**What you are asked to do:** From the records, pick out and copy each line containing "letter".

**Collected data entries:**

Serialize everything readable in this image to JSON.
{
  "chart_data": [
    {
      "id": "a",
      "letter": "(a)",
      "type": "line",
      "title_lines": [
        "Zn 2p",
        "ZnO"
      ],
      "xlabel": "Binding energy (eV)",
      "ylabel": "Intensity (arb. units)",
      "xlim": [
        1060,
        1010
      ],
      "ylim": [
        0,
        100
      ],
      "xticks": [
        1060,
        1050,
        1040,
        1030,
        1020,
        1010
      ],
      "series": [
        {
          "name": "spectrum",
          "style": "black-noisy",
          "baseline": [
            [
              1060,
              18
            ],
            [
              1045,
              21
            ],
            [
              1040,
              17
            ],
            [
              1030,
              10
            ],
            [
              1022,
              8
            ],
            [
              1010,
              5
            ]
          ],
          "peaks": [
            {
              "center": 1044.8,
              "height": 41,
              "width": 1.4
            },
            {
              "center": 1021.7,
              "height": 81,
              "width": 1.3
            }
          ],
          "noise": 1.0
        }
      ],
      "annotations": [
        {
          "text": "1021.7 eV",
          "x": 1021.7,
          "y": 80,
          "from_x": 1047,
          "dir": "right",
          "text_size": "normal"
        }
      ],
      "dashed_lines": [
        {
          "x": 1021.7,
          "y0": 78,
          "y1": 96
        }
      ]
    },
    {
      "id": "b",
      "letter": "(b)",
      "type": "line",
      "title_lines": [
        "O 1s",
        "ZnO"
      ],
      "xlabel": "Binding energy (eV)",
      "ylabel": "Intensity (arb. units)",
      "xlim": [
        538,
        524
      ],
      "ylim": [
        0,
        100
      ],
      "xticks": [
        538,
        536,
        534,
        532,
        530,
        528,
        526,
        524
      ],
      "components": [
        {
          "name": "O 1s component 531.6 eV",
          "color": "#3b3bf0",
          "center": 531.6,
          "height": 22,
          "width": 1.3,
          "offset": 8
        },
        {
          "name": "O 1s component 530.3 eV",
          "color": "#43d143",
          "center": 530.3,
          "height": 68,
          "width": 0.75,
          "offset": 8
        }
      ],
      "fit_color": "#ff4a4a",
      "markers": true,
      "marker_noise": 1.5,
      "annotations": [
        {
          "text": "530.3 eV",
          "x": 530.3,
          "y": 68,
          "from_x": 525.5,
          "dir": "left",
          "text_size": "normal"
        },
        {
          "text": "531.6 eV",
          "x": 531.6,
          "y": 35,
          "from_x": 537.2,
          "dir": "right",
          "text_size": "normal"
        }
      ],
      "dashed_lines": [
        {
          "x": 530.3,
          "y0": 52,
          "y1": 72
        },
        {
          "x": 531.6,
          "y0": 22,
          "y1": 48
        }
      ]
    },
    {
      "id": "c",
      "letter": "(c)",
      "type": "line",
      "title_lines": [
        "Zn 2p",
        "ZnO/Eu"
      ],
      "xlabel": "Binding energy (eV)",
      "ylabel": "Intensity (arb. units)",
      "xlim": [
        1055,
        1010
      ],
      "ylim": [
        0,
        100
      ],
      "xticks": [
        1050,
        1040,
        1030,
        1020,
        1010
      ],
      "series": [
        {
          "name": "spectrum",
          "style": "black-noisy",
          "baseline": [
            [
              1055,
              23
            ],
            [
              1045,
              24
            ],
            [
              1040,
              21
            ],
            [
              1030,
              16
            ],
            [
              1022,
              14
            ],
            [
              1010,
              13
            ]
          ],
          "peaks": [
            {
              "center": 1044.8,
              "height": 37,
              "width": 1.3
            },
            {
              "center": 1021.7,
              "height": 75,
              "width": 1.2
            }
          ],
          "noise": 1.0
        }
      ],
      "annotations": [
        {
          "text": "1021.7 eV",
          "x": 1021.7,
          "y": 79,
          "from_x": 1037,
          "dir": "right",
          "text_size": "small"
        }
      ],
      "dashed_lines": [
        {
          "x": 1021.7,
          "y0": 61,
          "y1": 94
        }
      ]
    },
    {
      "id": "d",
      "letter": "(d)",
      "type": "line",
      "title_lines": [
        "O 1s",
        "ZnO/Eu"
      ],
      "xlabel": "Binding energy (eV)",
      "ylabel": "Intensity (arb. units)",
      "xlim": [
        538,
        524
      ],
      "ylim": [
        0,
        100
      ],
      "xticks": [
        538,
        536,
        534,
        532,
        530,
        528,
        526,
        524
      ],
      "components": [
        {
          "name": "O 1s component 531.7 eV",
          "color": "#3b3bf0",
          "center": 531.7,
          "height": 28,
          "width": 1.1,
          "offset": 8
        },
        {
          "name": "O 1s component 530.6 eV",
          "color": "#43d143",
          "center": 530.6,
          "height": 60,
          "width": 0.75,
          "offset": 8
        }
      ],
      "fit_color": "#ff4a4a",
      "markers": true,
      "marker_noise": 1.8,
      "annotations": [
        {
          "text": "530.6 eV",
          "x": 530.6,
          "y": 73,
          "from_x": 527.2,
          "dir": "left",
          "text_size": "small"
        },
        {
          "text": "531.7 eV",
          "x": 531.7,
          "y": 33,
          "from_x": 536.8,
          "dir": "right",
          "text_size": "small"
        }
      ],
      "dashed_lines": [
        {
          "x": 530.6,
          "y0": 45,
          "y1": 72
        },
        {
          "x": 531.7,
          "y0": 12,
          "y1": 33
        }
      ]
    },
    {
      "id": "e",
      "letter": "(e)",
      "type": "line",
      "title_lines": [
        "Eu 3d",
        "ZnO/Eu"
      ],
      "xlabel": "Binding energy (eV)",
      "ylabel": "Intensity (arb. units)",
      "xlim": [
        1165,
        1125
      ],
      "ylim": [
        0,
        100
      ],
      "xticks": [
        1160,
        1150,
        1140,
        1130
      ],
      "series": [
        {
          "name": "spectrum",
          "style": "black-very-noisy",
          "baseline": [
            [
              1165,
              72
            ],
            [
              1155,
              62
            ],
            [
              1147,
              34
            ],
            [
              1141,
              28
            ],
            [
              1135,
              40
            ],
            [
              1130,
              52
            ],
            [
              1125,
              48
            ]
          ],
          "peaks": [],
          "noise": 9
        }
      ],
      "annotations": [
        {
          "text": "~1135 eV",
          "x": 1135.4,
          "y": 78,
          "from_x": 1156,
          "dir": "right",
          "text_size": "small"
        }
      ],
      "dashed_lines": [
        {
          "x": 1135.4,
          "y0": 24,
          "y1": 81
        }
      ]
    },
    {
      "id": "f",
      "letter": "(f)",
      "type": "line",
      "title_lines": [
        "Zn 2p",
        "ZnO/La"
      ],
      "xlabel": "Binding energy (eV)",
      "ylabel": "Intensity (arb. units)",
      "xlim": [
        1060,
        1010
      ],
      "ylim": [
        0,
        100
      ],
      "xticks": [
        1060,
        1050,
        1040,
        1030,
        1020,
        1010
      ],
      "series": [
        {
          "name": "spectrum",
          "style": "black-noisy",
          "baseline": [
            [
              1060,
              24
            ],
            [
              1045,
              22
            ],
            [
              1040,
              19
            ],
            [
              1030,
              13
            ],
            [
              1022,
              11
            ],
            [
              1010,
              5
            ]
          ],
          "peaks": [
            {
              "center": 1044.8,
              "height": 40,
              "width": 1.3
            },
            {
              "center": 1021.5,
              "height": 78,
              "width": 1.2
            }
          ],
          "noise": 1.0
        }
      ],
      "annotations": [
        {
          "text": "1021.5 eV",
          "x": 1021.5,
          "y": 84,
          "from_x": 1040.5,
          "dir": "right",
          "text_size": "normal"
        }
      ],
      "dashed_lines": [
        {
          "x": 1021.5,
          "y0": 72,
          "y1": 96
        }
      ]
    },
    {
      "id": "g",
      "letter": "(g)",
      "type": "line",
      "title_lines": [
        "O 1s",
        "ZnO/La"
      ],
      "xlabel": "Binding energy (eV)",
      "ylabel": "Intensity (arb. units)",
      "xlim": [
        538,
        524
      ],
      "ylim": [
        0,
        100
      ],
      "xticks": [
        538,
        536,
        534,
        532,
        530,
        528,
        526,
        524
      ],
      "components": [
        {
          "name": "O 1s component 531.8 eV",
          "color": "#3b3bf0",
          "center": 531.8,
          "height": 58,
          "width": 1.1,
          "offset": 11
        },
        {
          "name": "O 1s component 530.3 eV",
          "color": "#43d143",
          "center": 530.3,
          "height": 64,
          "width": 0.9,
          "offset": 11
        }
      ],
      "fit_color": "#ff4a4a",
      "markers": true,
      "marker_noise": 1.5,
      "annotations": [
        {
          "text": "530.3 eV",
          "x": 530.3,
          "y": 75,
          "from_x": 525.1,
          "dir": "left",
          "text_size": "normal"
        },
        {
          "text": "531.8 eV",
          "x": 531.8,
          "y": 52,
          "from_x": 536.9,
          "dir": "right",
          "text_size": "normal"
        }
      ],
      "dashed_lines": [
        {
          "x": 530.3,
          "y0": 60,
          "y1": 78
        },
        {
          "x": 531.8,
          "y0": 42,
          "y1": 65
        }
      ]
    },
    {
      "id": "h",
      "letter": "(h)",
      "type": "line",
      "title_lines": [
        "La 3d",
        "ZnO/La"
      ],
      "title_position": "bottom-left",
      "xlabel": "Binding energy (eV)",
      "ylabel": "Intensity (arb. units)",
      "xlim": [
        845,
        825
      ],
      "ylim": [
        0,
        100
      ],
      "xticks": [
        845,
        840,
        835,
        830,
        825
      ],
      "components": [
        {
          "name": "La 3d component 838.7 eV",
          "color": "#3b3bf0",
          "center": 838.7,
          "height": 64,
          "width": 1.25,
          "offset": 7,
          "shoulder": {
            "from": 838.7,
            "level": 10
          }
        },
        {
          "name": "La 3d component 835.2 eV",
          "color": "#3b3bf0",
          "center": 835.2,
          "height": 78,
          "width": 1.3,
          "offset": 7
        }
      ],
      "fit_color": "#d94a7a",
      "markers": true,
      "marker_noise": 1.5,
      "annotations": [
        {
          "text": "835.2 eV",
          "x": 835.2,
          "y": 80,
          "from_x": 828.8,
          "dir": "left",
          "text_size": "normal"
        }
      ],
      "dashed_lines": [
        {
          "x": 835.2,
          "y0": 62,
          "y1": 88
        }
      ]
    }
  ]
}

**Answer for the task:**
      "letter": "(a)",
      "letter": "(b)",
      "letter": "(c)",
      "letter": "(d)",
      "letter": "(e)",
      "letter": "(f)",
      "letter": "(g)",
      "letter": "(h)",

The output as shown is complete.